▶ _Problem requirements_:
Wherever the word "title" shows up in a line, please copy that line.

Data extracted from a collection
========================================

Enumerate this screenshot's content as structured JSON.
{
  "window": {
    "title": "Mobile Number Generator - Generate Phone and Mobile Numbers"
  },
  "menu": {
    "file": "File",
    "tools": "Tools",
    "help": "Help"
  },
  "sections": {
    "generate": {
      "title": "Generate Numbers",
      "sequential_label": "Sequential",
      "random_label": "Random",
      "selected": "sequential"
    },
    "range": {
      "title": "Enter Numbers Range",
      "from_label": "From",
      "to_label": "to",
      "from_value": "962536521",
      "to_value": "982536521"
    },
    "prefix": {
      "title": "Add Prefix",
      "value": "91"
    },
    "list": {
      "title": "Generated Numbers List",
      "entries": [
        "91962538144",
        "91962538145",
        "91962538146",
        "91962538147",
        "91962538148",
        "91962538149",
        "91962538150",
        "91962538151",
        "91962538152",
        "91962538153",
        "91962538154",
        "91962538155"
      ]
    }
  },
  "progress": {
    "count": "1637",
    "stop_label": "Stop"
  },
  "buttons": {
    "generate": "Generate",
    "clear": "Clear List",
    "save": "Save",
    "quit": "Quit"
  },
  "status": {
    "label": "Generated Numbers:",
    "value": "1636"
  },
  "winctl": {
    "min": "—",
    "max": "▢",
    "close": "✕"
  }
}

========================================

▶ _Written solution_:
    "title": "Mobile Number Generator - Generate Phone and Mobile Numbers"
      "title": "Generate Numbers",
      "title": "Enter Numbers Range",
      "title": "Add Prefix",
      "title": "Generated Numbers List",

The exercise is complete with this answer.